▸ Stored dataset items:
## Start
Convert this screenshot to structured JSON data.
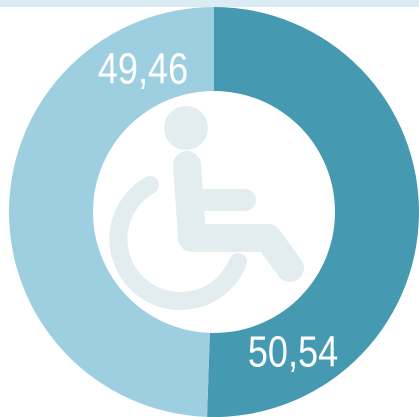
{
  "chart_data": {
    "type": "pie",
    "values": [
      50.54,
      49.46
    ],
    "value_labels": [
      "50,54",
      "49,46"
    ],
    "colors": [
      "#4599b1",
      "#9dcfe0"
    ]
  }
}
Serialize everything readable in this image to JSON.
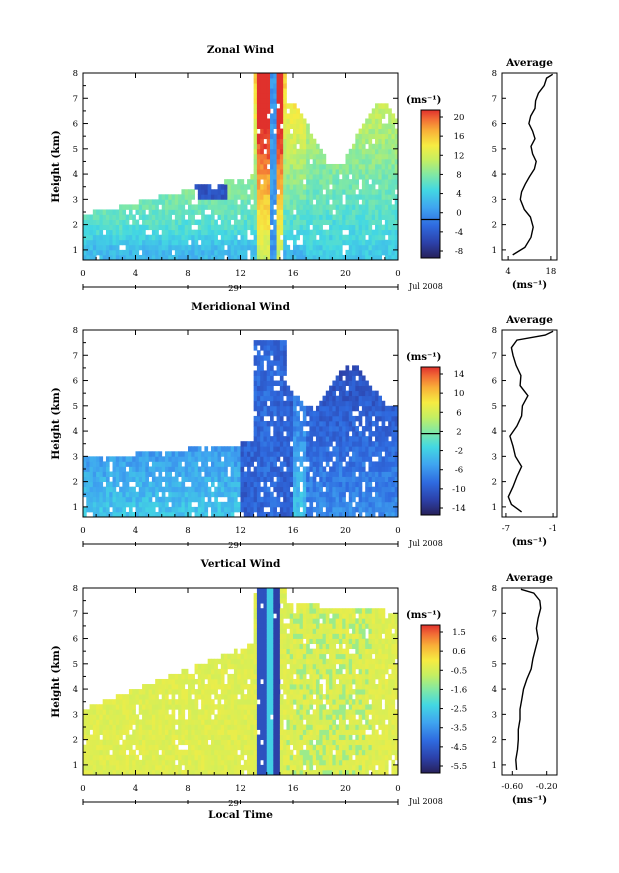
{
  "figure": {
    "xlabel": "Local Time",
    "x_ticks": [
      "0",
      "4",
      "8",
      "12",
      "16",
      "20",
      "0"
    ],
    "date_number": "29",
    "date_month": "Jul 2008",
    "height_label": "Height (km)",
    "height_ticks": [
      "1",
      "2",
      "3",
      "4",
      "5",
      "6",
      "7",
      "8"
    ],
    "avg_title": "Average",
    "unit_label": "(ms⁻¹)"
  },
  "chart_data": [
    {
      "type": "heatmap",
      "title": "Zonal Wind",
      "ylabel": "Height (km)",
      "xlabel": "",
      "x_range": [
        0,
        24
      ],
      "ylim": [
        0.6,
        8.0
      ],
      "colorbar": {
        "ticks": [
          "20",
          "16",
          "12",
          "8",
          "4",
          "0",
          "-4",
          "-8"
        ],
        "min": -10,
        "max": 22
      },
      "profile": {
        "title": "Average",
        "x_ticks": [
          "4",
          "18"
        ],
        "xlim": [
          2,
          20
        ],
        "heights": [
          0.8,
          1.1,
          1.5,
          1.9,
          2.3,
          2.6,
          3.0,
          3.3,
          3.6,
          3.9,
          4.2,
          4.5,
          4.8,
          5.1,
          5.4,
          5.7,
          6.0,
          6.3,
          6.6,
          6.9,
          7.2,
          7.5,
          7.8,
          7.95
        ],
        "values": [
          5.5,
          9.5,
          11.5,
          12.2,
          11.3,
          9.3,
          8.0,
          8.4,
          9.6,
          11.0,
          12.6,
          13.2,
          12.0,
          11.5,
          12.8,
          12.0,
          10.8,
          11.4,
          12.8,
          13.0,
          13.9,
          15.8,
          16.6,
          18.6
        ]
      }
    },
    {
      "type": "heatmap",
      "title": "Meridional Wind",
      "ylabel": "Height (km)",
      "xlabel": "",
      "x_range": [
        0,
        24
      ],
      "ylim": [
        0.6,
        8.0
      ],
      "colorbar": {
        "ticks": [
          "14",
          "10",
          "6",
          "2",
          "-2",
          "-6",
          "-10",
          "-14"
        ],
        "min": -16,
        "max": 16
      },
      "profile": {
        "title": "Average",
        "x_ticks": [
          "-7",
          "-1"
        ],
        "xlim": [
          -7.5,
          -0.5
        ],
        "heights": [
          0.8,
          1.1,
          1.4,
          1.8,
          2.2,
          2.6,
          3.0,
          3.4,
          3.8,
          4.2,
          4.6,
          5.0,
          5.4,
          5.8,
          6.2,
          6.6,
          7.0,
          7.3,
          7.6,
          7.8,
          7.95
        ],
        "values": [
          -5.0,
          -6.3,
          -6.7,
          -6.1,
          -5.6,
          -5.0,
          -5.8,
          -6.1,
          -6.5,
          -5.6,
          -5.0,
          -4.9,
          -4.2,
          -5.2,
          -5.1,
          -5.7,
          -6.1,
          -6.3,
          -5.6,
          -2.0,
          -1.0
        ]
      }
    },
    {
      "type": "heatmap",
      "title": "Vertical Wind",
      "ylabel": "Height (km)",
      "xlabel": "Local Time",
      "x_range": [
        0,
        24
      ],
      "ylim": [
        0.6,
        8.0
      ],
      "colorbar": {
        "ticks": [
          "1.5",
          "0.6",
          "-0.5",
          "-1.6",
          "-2.5",
          "-3.5",
          "-4.5",
          "-5.5"
        ],
        "min": -6.0,
        "max": 2.0
      },
      "profile": {
        "title": "Average",
        "x_ticks": [
          "-0.60",
          "-0.20"
        ],
        "xlim": [
          -0.72,
          -0.08
        ],
        "heights": [
          0.8,
          1.2,
          1.6,
          2.0,
          2.4,
          2.8,
          3.2,
          3.6,
          4.0,
          4.4,
          4.8,
          5.2,
          5.6,
          6.0,
          6.4,
          6.8,
          7.2,
          7.5,
          7.8,
          7.95
        ],
        "values": [
          -0.55,
          -0.56,
          -0.54,
          -0.53,
          -0.53,
          -0.51,
          -0.51,
          -0.49,
          -0.47,
          -0.43,
          -0.38,
          -0.36,
          -0.33,
          -0.3,
          -0.32,
          -0.3,
          -0.27,
          -0.28,
          -0.35,
          -0.5
        ]
      }
    }
  ]
}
## End
▸ Problem description: Report how many lines in the listing include the word "JSON". Give nothing but the count.

▸ Response to the exercise: 2